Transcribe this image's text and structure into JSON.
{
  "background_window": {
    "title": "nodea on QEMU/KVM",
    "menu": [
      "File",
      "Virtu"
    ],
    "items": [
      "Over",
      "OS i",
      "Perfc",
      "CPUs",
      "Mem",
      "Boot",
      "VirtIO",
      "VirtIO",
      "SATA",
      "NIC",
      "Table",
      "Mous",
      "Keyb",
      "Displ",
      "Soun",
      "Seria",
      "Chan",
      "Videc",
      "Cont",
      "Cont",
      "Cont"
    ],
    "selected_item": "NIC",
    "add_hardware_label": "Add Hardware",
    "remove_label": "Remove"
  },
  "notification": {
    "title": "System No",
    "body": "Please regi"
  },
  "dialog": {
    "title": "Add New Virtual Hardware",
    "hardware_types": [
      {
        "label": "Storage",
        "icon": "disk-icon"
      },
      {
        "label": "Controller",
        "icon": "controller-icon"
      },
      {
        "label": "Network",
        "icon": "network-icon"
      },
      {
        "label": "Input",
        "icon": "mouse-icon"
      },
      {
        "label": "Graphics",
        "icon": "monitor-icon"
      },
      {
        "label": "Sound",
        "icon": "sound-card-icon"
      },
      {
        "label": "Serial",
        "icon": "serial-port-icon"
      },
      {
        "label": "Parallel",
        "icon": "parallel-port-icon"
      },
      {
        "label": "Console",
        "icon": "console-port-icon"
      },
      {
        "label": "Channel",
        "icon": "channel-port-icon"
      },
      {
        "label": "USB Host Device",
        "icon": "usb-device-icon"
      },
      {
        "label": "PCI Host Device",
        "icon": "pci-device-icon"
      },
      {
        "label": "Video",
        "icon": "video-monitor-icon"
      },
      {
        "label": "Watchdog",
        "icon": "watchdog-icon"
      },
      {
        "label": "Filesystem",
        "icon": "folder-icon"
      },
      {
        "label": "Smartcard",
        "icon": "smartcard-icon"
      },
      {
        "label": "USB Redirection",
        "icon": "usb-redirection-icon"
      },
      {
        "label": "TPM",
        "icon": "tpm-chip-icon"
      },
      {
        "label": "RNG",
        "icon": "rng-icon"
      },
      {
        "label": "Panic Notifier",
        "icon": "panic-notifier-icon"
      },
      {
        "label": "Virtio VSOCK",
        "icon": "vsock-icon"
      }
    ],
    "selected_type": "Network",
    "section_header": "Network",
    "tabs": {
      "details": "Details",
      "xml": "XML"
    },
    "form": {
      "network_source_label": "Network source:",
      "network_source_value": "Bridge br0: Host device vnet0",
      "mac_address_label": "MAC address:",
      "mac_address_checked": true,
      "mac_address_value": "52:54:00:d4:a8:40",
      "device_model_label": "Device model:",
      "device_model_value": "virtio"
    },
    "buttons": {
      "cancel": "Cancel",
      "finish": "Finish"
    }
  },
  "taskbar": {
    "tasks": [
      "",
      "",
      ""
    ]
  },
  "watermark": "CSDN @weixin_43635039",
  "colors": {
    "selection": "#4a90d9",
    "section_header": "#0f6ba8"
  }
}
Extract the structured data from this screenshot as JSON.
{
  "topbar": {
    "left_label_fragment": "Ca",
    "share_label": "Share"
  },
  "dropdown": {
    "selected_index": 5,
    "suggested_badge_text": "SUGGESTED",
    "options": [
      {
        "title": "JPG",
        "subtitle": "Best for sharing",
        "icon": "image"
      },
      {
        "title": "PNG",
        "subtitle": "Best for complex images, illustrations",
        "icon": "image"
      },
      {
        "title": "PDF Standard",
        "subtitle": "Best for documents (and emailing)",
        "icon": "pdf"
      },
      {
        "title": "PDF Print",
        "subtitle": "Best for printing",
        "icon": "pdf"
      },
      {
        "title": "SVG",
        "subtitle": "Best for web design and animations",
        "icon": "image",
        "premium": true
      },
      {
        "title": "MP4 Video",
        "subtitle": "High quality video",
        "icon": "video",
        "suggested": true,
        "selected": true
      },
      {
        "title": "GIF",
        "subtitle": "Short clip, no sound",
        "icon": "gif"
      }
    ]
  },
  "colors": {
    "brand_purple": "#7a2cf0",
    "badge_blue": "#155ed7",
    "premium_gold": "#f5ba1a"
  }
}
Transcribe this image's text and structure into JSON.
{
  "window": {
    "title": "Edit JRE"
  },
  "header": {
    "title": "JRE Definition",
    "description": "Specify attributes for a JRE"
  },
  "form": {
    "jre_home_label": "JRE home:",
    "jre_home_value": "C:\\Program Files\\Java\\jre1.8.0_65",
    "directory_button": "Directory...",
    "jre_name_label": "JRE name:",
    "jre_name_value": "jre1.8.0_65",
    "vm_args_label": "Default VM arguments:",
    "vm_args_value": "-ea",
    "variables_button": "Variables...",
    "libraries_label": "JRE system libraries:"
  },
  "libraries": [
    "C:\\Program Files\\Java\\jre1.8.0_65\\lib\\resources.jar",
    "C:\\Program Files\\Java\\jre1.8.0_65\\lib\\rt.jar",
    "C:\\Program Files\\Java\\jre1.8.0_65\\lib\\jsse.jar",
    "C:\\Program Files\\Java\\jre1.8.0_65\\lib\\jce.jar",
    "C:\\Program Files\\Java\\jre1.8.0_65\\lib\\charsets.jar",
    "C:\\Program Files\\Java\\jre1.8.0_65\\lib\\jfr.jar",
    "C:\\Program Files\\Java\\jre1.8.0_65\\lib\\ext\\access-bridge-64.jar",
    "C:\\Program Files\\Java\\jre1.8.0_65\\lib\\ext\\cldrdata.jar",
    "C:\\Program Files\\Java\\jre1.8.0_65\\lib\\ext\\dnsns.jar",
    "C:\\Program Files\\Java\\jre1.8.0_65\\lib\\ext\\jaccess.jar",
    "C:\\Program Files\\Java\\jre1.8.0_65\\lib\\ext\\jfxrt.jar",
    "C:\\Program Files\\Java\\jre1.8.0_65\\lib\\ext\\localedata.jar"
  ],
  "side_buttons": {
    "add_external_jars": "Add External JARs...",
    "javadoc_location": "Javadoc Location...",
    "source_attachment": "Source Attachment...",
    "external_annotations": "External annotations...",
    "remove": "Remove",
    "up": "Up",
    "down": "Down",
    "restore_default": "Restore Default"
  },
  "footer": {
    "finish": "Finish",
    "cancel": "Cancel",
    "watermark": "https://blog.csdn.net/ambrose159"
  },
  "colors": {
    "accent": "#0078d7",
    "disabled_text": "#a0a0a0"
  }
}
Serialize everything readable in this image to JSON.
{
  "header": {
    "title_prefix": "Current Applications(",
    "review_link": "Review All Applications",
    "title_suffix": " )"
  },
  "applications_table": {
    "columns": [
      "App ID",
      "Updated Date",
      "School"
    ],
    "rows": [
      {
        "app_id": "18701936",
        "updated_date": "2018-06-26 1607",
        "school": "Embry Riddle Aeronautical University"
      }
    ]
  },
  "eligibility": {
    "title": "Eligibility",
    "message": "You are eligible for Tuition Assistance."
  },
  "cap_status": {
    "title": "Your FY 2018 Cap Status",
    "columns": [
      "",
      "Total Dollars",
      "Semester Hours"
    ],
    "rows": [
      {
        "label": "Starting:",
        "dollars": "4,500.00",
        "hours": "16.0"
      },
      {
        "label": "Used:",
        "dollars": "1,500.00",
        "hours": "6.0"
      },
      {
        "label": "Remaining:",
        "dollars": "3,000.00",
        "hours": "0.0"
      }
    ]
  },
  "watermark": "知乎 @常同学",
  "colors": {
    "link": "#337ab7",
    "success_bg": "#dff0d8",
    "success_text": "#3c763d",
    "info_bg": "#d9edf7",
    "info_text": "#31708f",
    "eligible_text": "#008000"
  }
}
+++
REQUIRED TASK
Report the number of lines of the listing above that hold the string "this", with no other text.

TASK OUTPUT
4